_DATA FOR PROCESSING_:
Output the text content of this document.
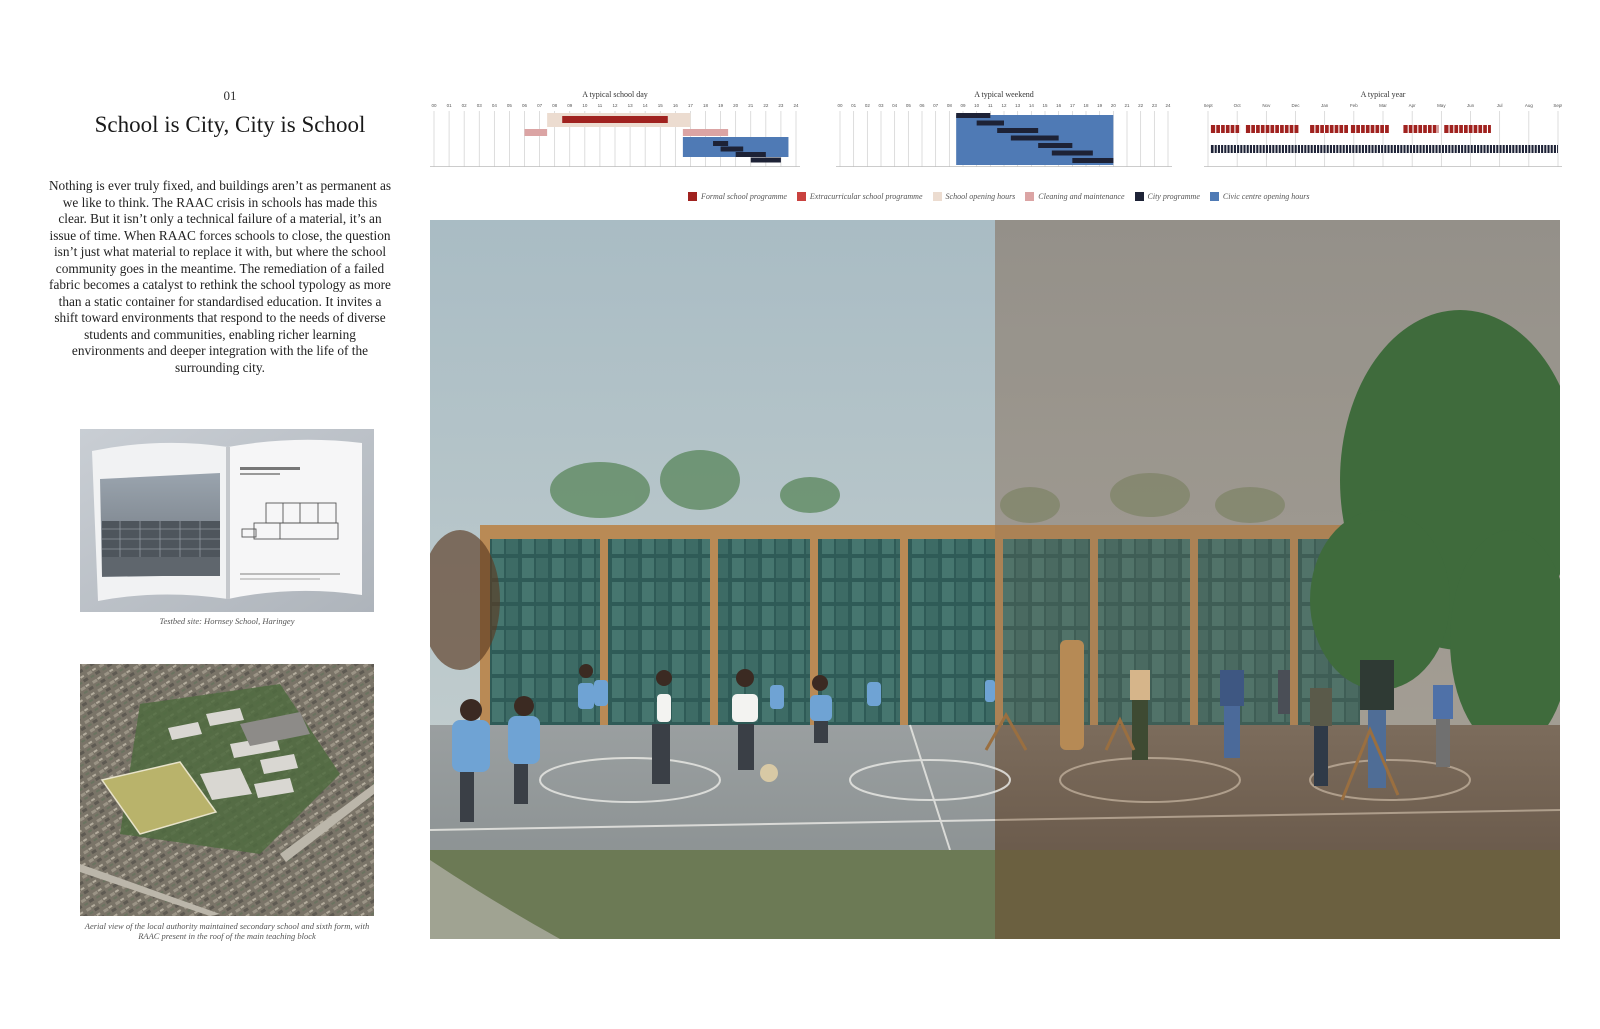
01
School is City, City is School

Nothing is ever truly fixed, and buildings aren’t as permanent as we like to think. The RAAC crisis in schools has made this clear. But it isn’t only a technical failure of a material, it’s an issue of time. When RAAC forces schools to close, the question isn’t just what material to replace it with, but where the school community goes in the meantime. The remediation of a failed fabric becomes a catalyst to rethink the school typology as more than a static container for standardised education. It invites a shift toward environments that respond to the needs of diverse students and communities, enabling richer learning environments and deeper integration with the life of the surrounding city.

Testbed site: Hornsey School, Haringey
Aerial view of the local authority maintained secondary school and sixth form, with RAAC present in the roof of the main teaching block
A typical school day
00 01 02 03 04 05 06 07 08 09 10 11 12 13 14 15 16 17 18 19 20 21 22 23 24
A typical weekend
00 01 02 03 04 05 06 07 08 09 10 11 12 13 14 15 16 17 18 19 20 21 22 23 24
A typical year
Sept	Oct	Nov	Dec	Jan	Feb	Mar	Apr	May	Jun	Jul	Aug	Sept
Formal school programme	Extracurricular school programme	School opening hours	Cleaning and maintenance	City programme	Civic centre opening hours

_WHAT THE TASK ASKS_:
Tell how many lines in the material above include the word "with", giving the number only.

_COMPLETED TASK_:
2